TASK INSTRUCTIONS – Only lines holding the string "this" are wanted; copy each one from the material.
═══ RECORDS TO USE
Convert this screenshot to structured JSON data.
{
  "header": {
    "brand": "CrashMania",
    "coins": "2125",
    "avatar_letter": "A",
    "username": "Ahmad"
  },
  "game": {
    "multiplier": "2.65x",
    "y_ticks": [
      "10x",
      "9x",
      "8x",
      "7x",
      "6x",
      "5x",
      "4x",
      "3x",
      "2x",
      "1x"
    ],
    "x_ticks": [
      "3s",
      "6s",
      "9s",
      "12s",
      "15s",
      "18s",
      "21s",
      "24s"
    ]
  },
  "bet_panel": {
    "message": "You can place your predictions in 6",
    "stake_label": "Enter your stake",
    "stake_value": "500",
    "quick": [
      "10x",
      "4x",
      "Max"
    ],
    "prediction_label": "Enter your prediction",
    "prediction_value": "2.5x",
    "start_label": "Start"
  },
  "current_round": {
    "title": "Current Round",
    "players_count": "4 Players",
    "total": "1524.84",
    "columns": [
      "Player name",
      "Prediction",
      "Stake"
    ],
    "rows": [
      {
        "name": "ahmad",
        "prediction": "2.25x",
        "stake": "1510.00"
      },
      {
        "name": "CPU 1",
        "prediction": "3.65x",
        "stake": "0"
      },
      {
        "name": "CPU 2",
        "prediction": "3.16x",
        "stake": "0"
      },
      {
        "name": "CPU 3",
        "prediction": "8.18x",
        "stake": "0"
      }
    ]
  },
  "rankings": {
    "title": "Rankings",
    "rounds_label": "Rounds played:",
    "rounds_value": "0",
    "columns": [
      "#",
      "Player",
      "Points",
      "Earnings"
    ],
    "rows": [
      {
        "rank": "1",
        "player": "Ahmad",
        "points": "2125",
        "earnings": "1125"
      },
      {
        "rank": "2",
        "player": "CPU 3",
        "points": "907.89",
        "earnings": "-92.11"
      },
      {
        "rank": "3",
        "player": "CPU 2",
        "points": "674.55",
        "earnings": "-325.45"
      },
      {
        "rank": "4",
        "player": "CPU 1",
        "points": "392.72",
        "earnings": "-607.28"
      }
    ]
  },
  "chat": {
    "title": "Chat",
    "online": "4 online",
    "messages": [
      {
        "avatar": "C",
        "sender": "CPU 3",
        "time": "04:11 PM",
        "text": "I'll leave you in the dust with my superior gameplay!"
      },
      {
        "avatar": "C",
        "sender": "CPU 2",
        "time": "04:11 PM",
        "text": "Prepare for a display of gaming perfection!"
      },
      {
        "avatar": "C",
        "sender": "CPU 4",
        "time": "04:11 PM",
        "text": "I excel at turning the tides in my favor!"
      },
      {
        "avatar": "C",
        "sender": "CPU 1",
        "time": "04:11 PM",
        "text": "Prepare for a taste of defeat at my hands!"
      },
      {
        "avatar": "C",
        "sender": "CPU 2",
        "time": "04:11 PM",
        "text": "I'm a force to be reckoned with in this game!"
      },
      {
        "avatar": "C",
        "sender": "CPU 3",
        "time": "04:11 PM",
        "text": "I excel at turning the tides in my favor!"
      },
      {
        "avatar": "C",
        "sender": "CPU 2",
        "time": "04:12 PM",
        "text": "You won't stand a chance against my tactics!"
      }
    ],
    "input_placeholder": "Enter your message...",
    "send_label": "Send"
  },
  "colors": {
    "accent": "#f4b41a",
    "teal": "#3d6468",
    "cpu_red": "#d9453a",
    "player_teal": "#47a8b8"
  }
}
══════
TASK ANSWER –
Convert this screenshot to structured JSON data.
        "text": "I'm a force to be reckoned with in this game!"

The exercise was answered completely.